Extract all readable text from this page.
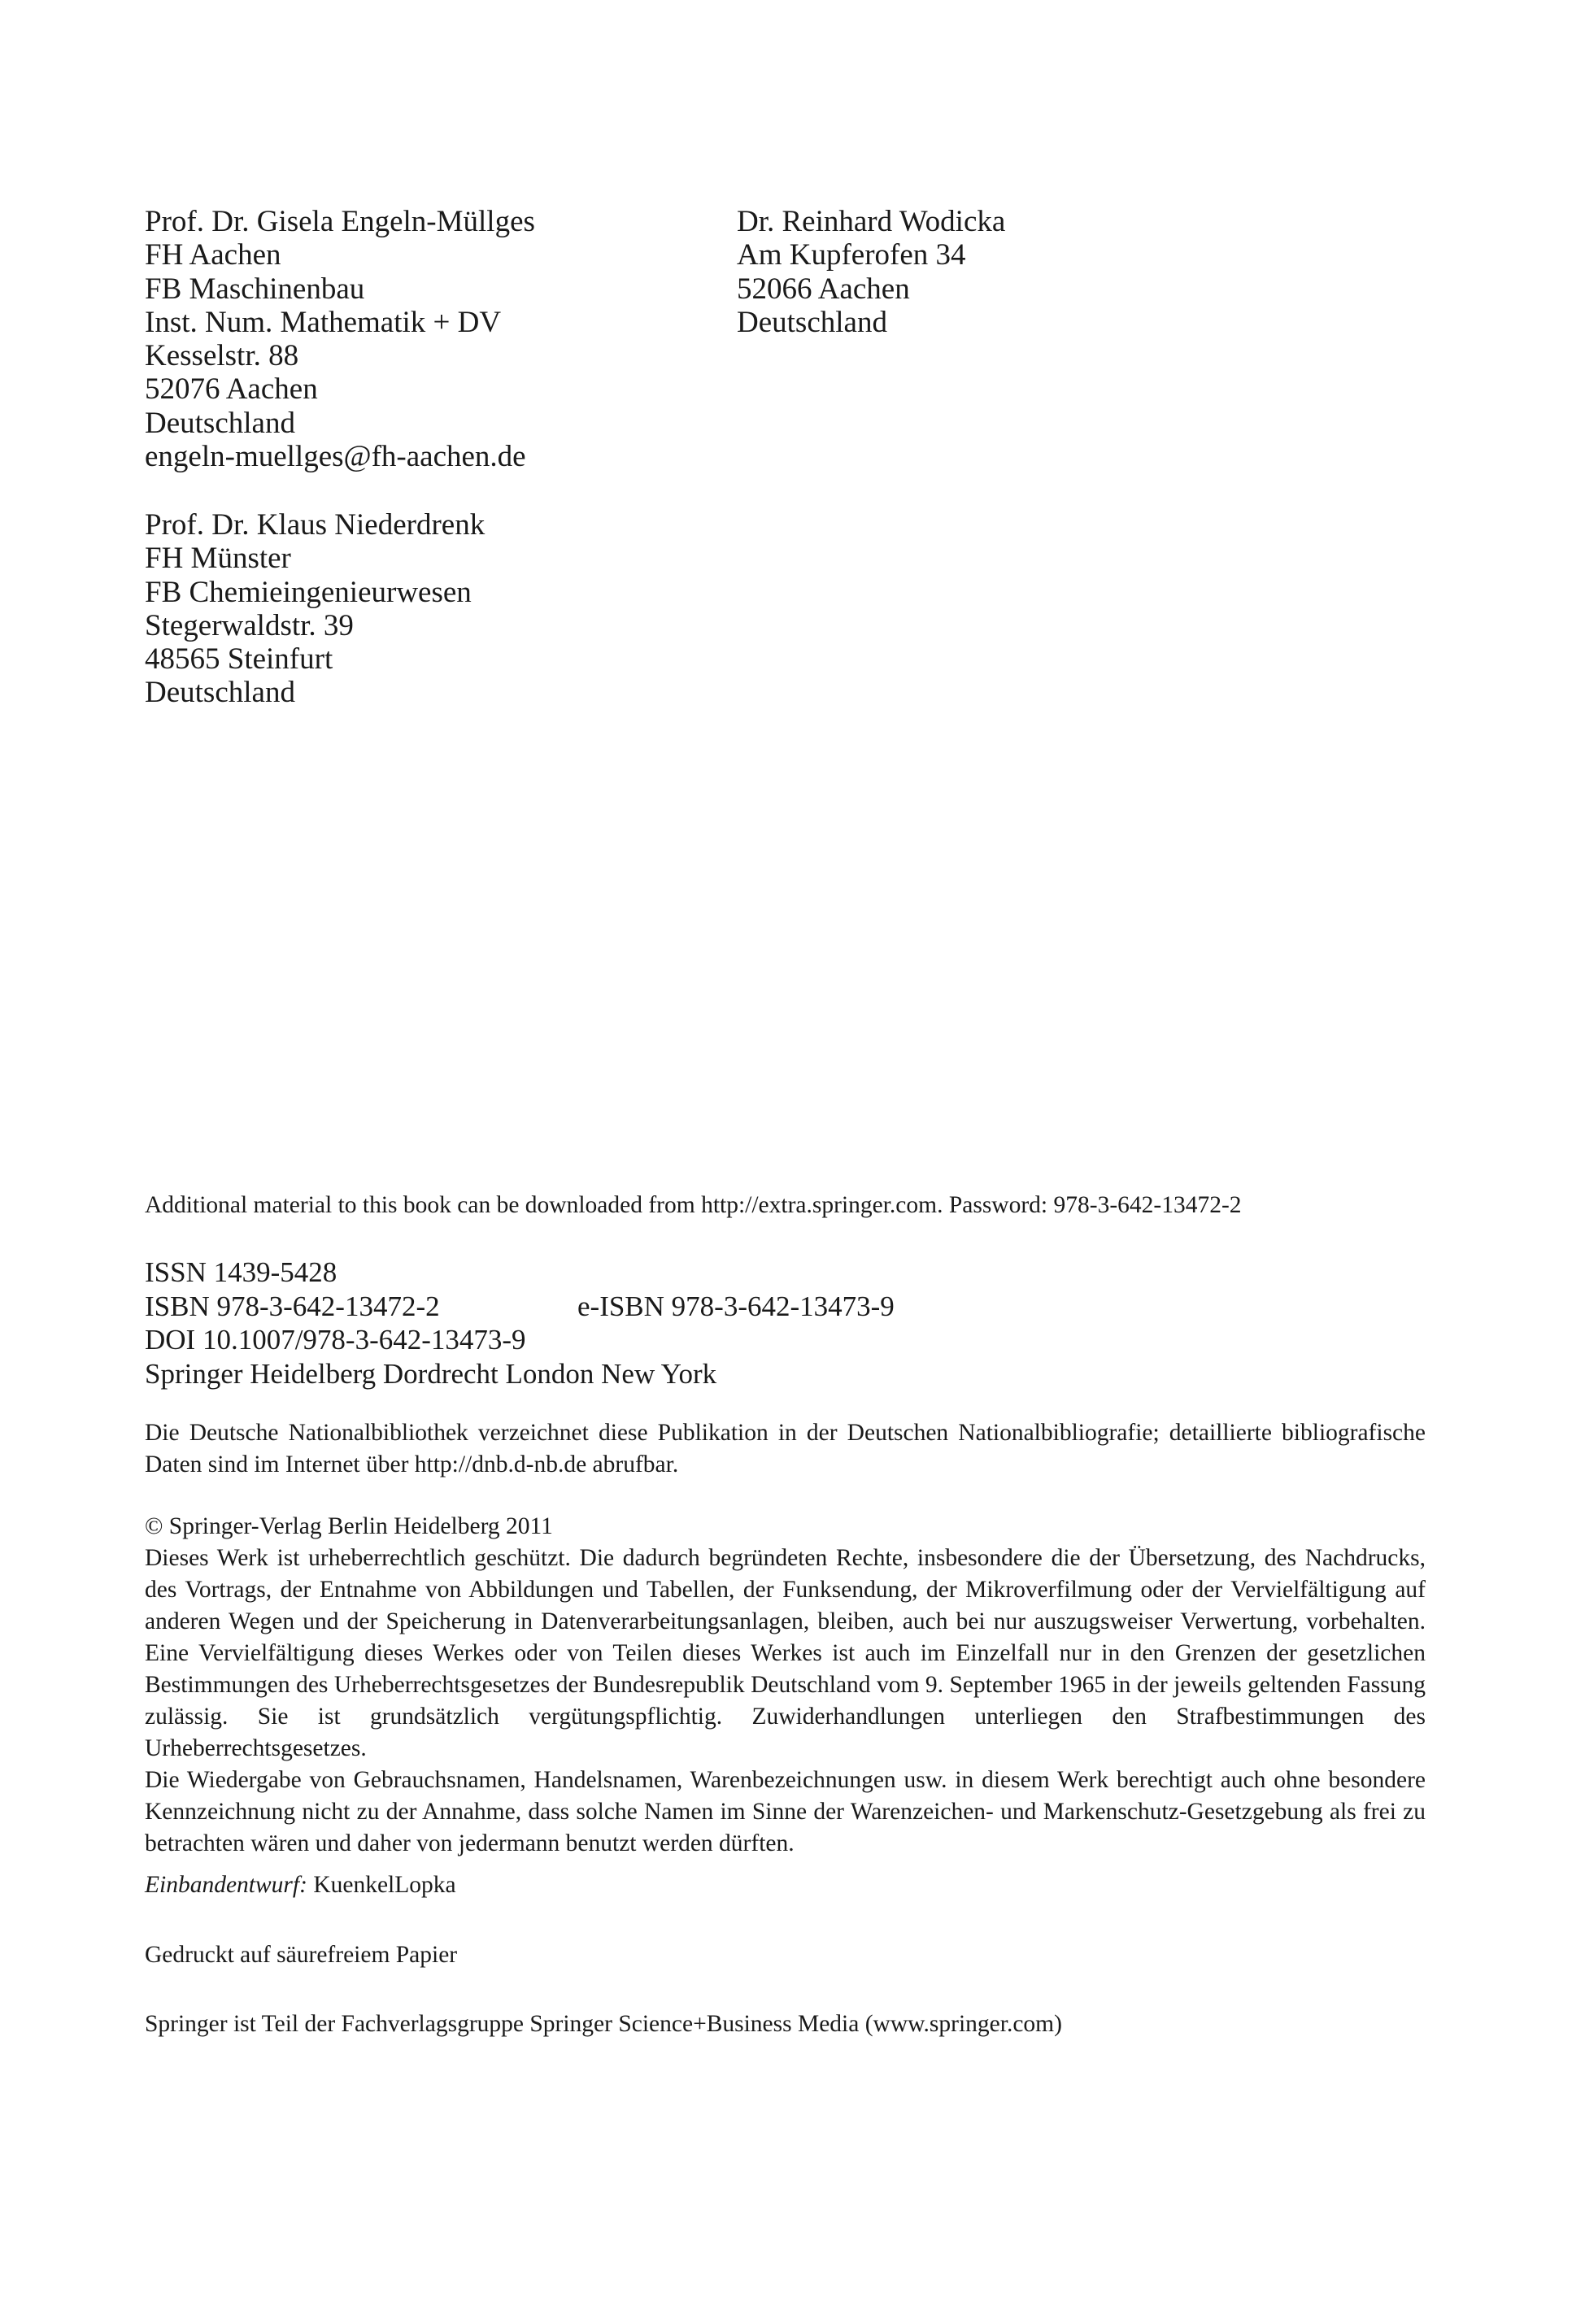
Prof. Dr. Gisela Engeln-Müllges
FH Aachen
FB Maschinenbau
Inst. Num. Mathematik + DV
Kesselstr. 88
52076 Aachen
Deutschland
engeln-muellges@fh-aachen.de
Dr. Reinhard Wodicka
Am Kupferofen 34
52066 Aachen
Deutschland
Prof. Dr. Klaus Niederdrenk
FH Münster
FB Chemieingenieurwesen
Stegerwaldstr. 39
48565 Steinfurt
Deutschland
Additional material to this book can be downloaded from http://extra.springer.com. Password: 978-3-642-13472-2
ISSN 1439-5428
ISBN 978-3-642-13472-2	e-ISBN 978-3-642-13473-9
DOI 10.1007/978-3-642-13473-9
Springer Heidelberg Dordrecht London New York
Die Deutsche Nationalbibliothek verzeichnet diese Publikation in der Deutschen Nationalbibliografie; detaillierte bibliografische Daten sind im Internet über http://dnb.d-nb.de abrufbar.
© Springer-Verlag Berlin Heidelberg 2011

Dieses Werk ist urheberrechtlich geschützt. Die dadurch begründeten Rechte, insbesondere die der Übersetzung, des Nachdrucks, des Vortrags, der Entnahme von Abbildungen und Tabellen, der Funksendung, der Mikroverfilmung oder der Vervielfältigung auf anderen Wegen und der Speicherung in Datenverarbeitungsanlagen, bleiben, auch bei nur auszugsweiser Verwertung, vorbehalten. Eine Vervielfältigung dieses Werkes oder von Teilen dieses Werkes ist auch im Einzelfall nur in den Grenzen der gesetzlichen Bestimmungen des Urheberrechtsgesetzes der Bundesrepublik Deutschland vom 9. September 1965 in der jeweils geltenden Fassung zulässig. Sie ist grundsätzlich vergütungspflichtig. Zuwiderhandlungen unterliegen den Strafbestimmungen des Urheberrechtsgesetzes.

Die Wiedergabe von Gebrauchsnamen, Handelsnamen, Warenbezeichnungen usw. in diesem Werk berechtigt auch ohne besondere Kennzeichnung nicht zu der Annahme, dass solche Namen im Sinne der Warenzeichen- und Markenschutz-Gesetzgebung als frei zu betrachten wären und daher von jedermann benutzt werden dürften.

Einbandentwurf: KuenkelLopka
Gedruckt auf säurefreiem Papier
Springer ist Teil der Fachverlagsgruppe Springer Science+Business Media (www.springer.com)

━━━━━━

(Problem requirements):
Extract every line containing the string "Prof" from the material.

(Completed task):
Prof. Dr. Gisela Engeln-Müllges
Prof. Dr. Klaus Niederdrenk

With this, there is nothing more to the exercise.